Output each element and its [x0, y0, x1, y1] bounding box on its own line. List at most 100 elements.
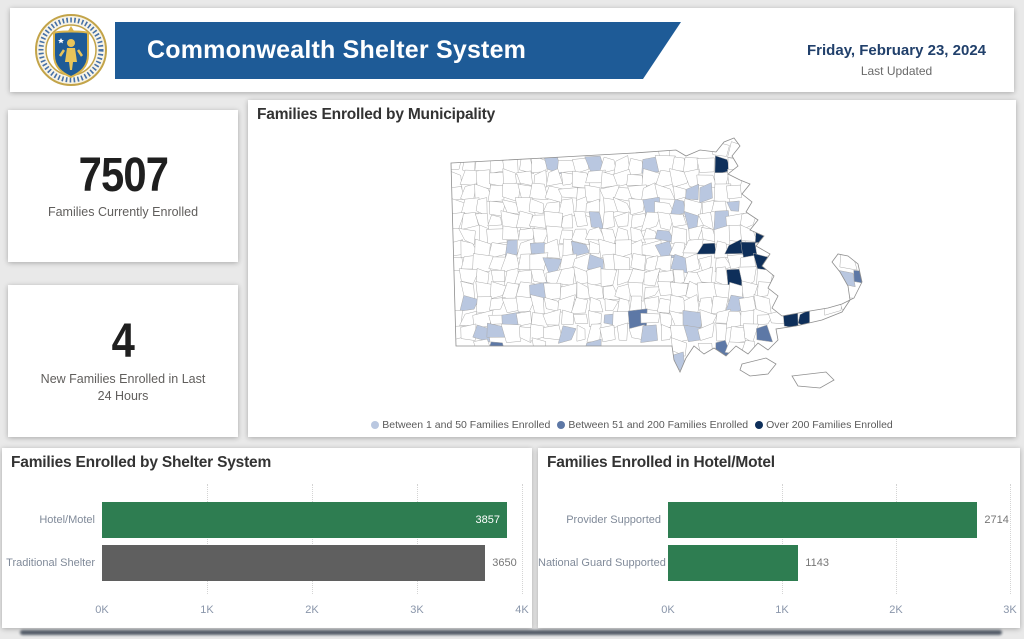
- municipality-cell[interactable]: [614, 211, 630, 227]
- municipality-cell[interactable]: [460, 212, 479, 230]
- municipality-cell[interactable]: [739, 224, 758, 242]
- municipality-cell[interactable]: [697, 322, 715, 341]
- municipality-cell[interactable]: [696, 157, 715, 173]
- massachusetts-choropleth-map[interactable]: [424, 136, 1006, 412]
- bar-hotel-motel[interactable]: [102, 502, 507, 538]
- municipality-cell[interactable]: [616, 322, 629, 341]
- municipality-cell[interactable]: [682, 310, 703, 330]
- municipality-cell[interactable]: [487, 214, 503, 227]
- municipality-cell[interactable]: [518, 227, 536, 241]
- municipality-cell[interactable]: [573, 313, 589, 324]
- municipality-cell[interactable]: [557, 325, 577, 344]
- municipality-cell[interactable]: [697, 211, 714, 231]
- municipality-cell[interactable]: [643, 286, 662, 299]
- municipality-cell[interactable]: [614, 283, 631, 302]
- municipality-cell[interactable]: [458, 228, 476, 245]
- municipality-cell[interactable]: [531, 154, 548, 174]
- municipality-cell[interactable]: [602, 253, 618, 271]
- municipality-cell[interactable]: [489, 281, 507, 300]
- municipality-cell[interactable]: [529, 252, 549, 272]
- municipality-cell[interactable]: [528, 198, 544, 215]
- municipality-cell[interactable]: [838, 296, 858, 315]
- municipality-cell[interactable]: [588, 310, 602, 328]
- municipality-cell[interactable]: [445, 169, 463, 190]
- municipality-cell[interactable]: [741, 280, 759, 299]
- municipality-cell[interactable]: [713, 224, 731, 246]
- municipality-cell[interactable]: [670, 226, 687, 245]
- municipality-cell[interactable]: [725, 184, 743, 200]
- municipality-cell[interactable]: [472, 324, 491, 343]
- municipality-cell[interactable]: [729, 326, 746, 344]
- municipality-cells[interactable]: [445, 140, 871, 371]
- municipality-cell[interactable]: [626, 174, 644, 186]
- municipality-cell[interactable]: [489, 297, 506, 311]
- municipality-cell[interactable]: [640, 324, 658, 343]
- municipality-cell[interactable]: [460, 323, 477, 341]
- municipality-cell[interactable]: [585, 198, 600, 213]
- municipality-cell[interactable]: [490, 270, 505, 283]
- municipality-cell[interactable]: [669, 242, 686, 257]
- municipality-cell[interactable]: [640, 211, 662, 232]
- municipality-cell[interactable]: [587, 283, 604, 301]
- municipality-cell[interactable]: [627, 268, 647, 284]
- municipality-cell[interactable]: [599, 324, 616, 343]
- municipality-cell[interactable]: [460, 197, 480, 214]
- bar-traditional-shelter[interactable]: [102, 545, 486, 581]
- municipality-cell[interactable]: [600, 268, 617, 288]
- municipality-cell[interactable]: [754, 225, 769, 245]
- legend-item[interactable]: Between 51 and 200 Families Enrolled: [557, 419, 748, 431]
- municipality-cell[interactable]: [570, 228, 590, 246]
- municipality-cell[interactable]: [617, 297, 631, 313]
- municipality-cell[interactable]: [475, 296, 493, 314]
- municipality-cell[interactable]: [630, 226, 647, 244]
- municipality-cell[interactable]: [699, 182, 713, 204]
- municipality-cell[interactable]: [853, 270, 871, 285]
- municipality-cell[interactable]: [715, 323, 728, 342]
- municipality-cell[interactable]: [588, 296, 604, 313]
- municipality-cell[interactable]: [529, 182, 549, 201]
- municipality-cell[interactable]: [570, 297, 588, 314]
- municipality-cell[interactable]: [628, 198, 646, 216]
- legend-item[interactable]: Over 200 Families Enrolled: [755, 419, 893, 431]
- municipality-cell[interactable]: [640, 312, 661, 324]
- municipality-cell[interactable]: [613, 253, 631, 271]
- municipality-cell[interactable]: [673, 185, 687, 201]
- municipality-cell[interactable]: [671, 351, 686, 371]
- municipality-cell[interactable]: [544, 185, 563, 203]
- municipality-cell[interactable]: [572, 157, 589, 174]
- kpi-card-families-enrolled[interactable]: 7507 Families Currently Enrolled: [8, 110, 238, 262]
- bar-national-guard-supported[interactable]: [668, 545, 799, 581]
- municipality-cell[interactable]: [445, 239, 463, 257]
- municipality-cell[interactable]: [584, 184, 601, 203]
- bar-provider-supported[interactable]: [668, 502, 978, 538]
- municipality-cell[interactable]: [756, 281, 772, 298]
- municipality-cell[interactable]: [711, 140, 730, 157]
- kpi-card-new-families-24h[interactable]: 4 New Families Enrolled in Last 24 Hours: [8, 285, 238, 437]
- municipality-cell[interactable]: [643, 267, 661, 287]
- municipality-cell[interactable]: [472, 253, 494, 273]
- municipality-cell[interactable]: [515, 310, 532, 327]
- municipality-cell[interactable]: [726, 200, 740, 212]
- municipality-cell[interactable]: [502, 168, 517, 188]
- municipality-cell[interactable]: [756, 324, 773, 343]
- municipality-cell[interactable]: [588, 211, 604, 230]
- municipality-cell[interactable]: [630, 253, 647, 272]
- municipality-cell[interactable]: [530, 269, 548, 285]
- municipality-cell[interactable]: [724, 341, 746, 355]
- municipality-cell[interactable]: [604, 298, 619, 311]
- municipality-cell[interactable]: [602, 211, 615, 230]
- municipality-cell[interactable]: [588, 241, 602, 255]
- municipality-cell[interactable]: [685, 183, 700, 201]
- municipality-cell[interactable]: [753, 294, 772, 315]
- municipality-cell[interactable]: [459, 295, 479, 312]
- legend-item[interactable]: Between 1 and 50 Families Enrolled: [371, 419, 550, 431]
- municipality-cell[interactable]: [487, 341, 507, 357]
- municipality-cell[interactable]: [543, 282, 562, 301]
- municipality-cell[interactable]: [561, 309, 574, 325]
- municipality-cell[interactable]: [531, 337, 547, 356]
- municipality-cell[interactable]: [487, 184, 505, 202]
- municipality-cell[interactable]: [685, 253, 701, 274]
- municipality-cell[interactable]: [576, 324, 586, 342]
- municipality-cell[interactable]: [500, 323, 522, 343]
- municipality-cell[interactable]: [458, 268, 480, 285]
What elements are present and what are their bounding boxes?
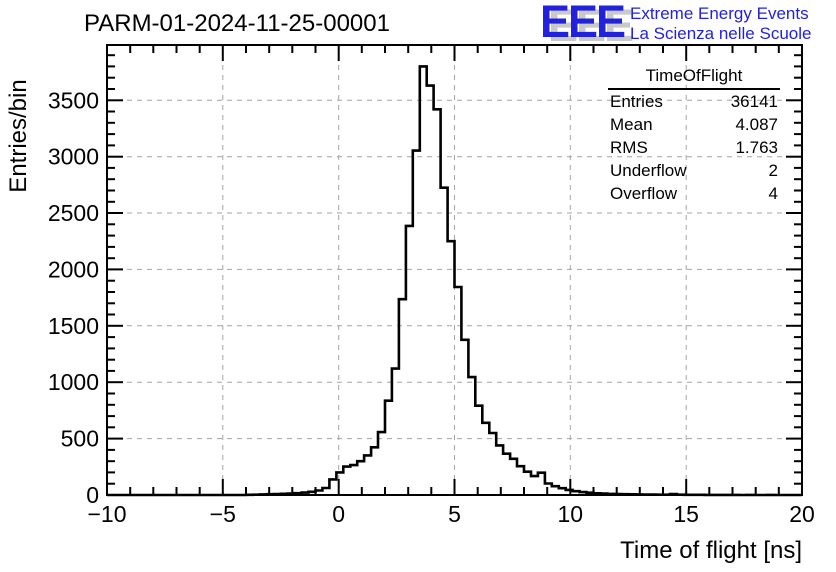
stats-value: 36141 (730, 92, 778, 111)
x-tick-label: 0 (332, 501, 345, 527)
y-axis-title: Entries/bin (5, 79, 32, 192)
y-tick-label: 2500 (48, 200, 99, 226)
stats-value: 1.763 (735, 138, 778, 157)
x-tick-label: 20 (789, 501, 815, 527)
x-axis-title: Time of flight [ns] (620, 537, 802, 564)
y-tick-label: 3500 (48, 87, 99, 113)
x-tick-label: 15 (673, 501, 699, 527)
stats-value: 4 (768, 184, 778, 203)
stats-title: TimeOfFlight (608, 66, 780, 90)
stats-row-overflow: Overflow 4 (608, 182, 780, 205)
stats-row-underflow: Underflow 2 (608, 159, 780, 182)
stats-row-mean: Mean 4.087 (608, 113, 780, 136)
stats-label: Entries (610, 92, 663, 111)
eee-logo-shadow: EEE (548, 0, 634, 51)
y-tick-label: 500 (61, 426, 99, 452)
y-tick-label: 2000 (48, 256, 99, 282)
plot-title: PARM-01-2024-11-25-00001 (84, 10, 390, 37)
stats-box: TimeOfFlight Entries 36141 Mean 4.087 RM… (608, 66, 780, 205)
stats-label: Overflow (610, 184, 678, 203)
x-tick-label: −10 (87, 501, 126, 527)
x-tick-label: −5 (210, 501, 236, 527)
eee-logo-acronym: EEE EEE (540, 0, 634, 48)
eee-logo-text: EEE (540, 0, 626, 47)
eee-logo: EEE EEE Extreme Energy Events La Scienza… (540, 0, 811, 48)
y-tick-label: 1000 (48, 369, 99, 395)
stats-label: RMS (610, 138, 648, 157)
stats-label: Mean (610, 115, 653, 134)
eee-logo-tagline: Extreme Energy Events La Scienza nelle S… (630, 4, 830, 44)
stats-row-entries: Entries 36141 (608, 90, 780, 113)
x-tick-label: 5 (448, 501, 461, 527)
eee-logo-line-1: Extreme Energy Events (630, 4, 809, 23)
stats-row-rms: RMS 1.763 (608, 136, 780, 159)
stats-label: Underflow (610, 161, 687, 180)
stats-value: 2 (768, 161, 778, 180)
y-tick-label: 0 (86, 482, 99, 508)
eee-logo-line-2: La Scienza nelle Scuole (630, 24, 812, 43)
stats-value: 4.087 (735, 115, 778, 134)
y-tick-label: 1500 (48, 313, 99, 339)
y-tick-label: 3000 (48, 144, 99, 170)
x-tick-label: 10 (558, 501, 584, 527)
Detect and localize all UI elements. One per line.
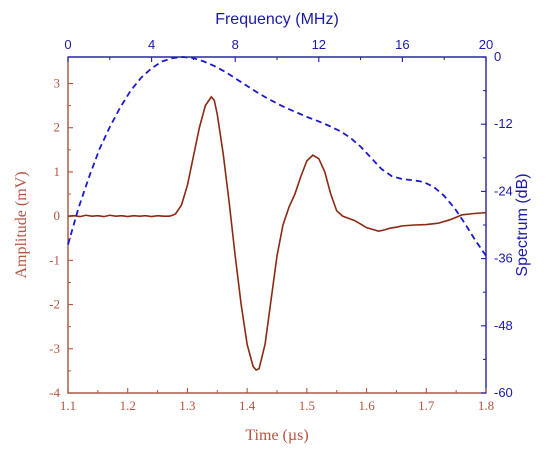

:: The task ::
Copy out verbatim the lines of the items that start at the line containing "stats-value: 36141 (730, 92, 778, 111)" and end with the line containing "eee-logo-tagline: Extreme Energy", including both. Write only those lines.

:: Completed exercise ::
stats-value: 36141 (730, 92, 778, 111)
x-tick-label: 0 (332, 501, 345, 527)
y-axis-title: Entries/bin (5, 79, 32, 192)
y-tick-label: 2500 (48, 200, 99, 226)
stats-value: 1.763 (735, 138, 778, 157)
x-tick-label: 20 (789, 501, 815, 527)
x-axis-title: Time of flight [ns] (620, 537, 802, 564)
y-tick-label: 3500 (48, 87, 99, 113)
x-tick-label: 15 (673, 501, 699, 527)
stats-value: 4 (768, 184, 778, 203)
stats-title: TimeOfFlight (608, 66, 780, 90)
stats-row-overflow: Overflow 4 (608, 182, 780, 205)
stats-row-underflow: Underflow 2 (608, 159, 780, 182)
stats-row-mean: Mean 4.087 (608, 113, 780, 136)
stats-label: Entries (610, 92, 663, 111)
eee-logo-shadow: EEE (548, 0, 634, 51)
y-tick-label: 500 (61, 426, 99, 452)
y-tick-label: 2000 (48, 256, 99, 282)
plot-title: PARM-01-2024-11-25-00001 (84, 10, 390, 37)
stats-box: TimeOfFlight Entries 36141 Mean 4.087 RM… (608, 66, 780, 205)
stats-label: Overflow (610, 184, 678, 203)
x-tick-label: −10 (87, 501, 126, 527)
x-tick-label: −5 (210, 501, 236, 527)
eee-logo-acronym: EEE EEE (540, 0, 634, 48)
eee-logo-text: EEE (540, 0, 626, 47)
eee-logo: EEE EEE Extreme Energy Events La Scienza… (540, 0, 811, 48)
y-tick-label: 1000 (48, 369, 99, 395)
stats-label: RMS (610, 138, 648, 157)
stats-label: Mean (610, 115, 653, 134)
eee-logo-tagline: Extreme Energy Events La Scienza nelle S… (630, 4, 830, 44)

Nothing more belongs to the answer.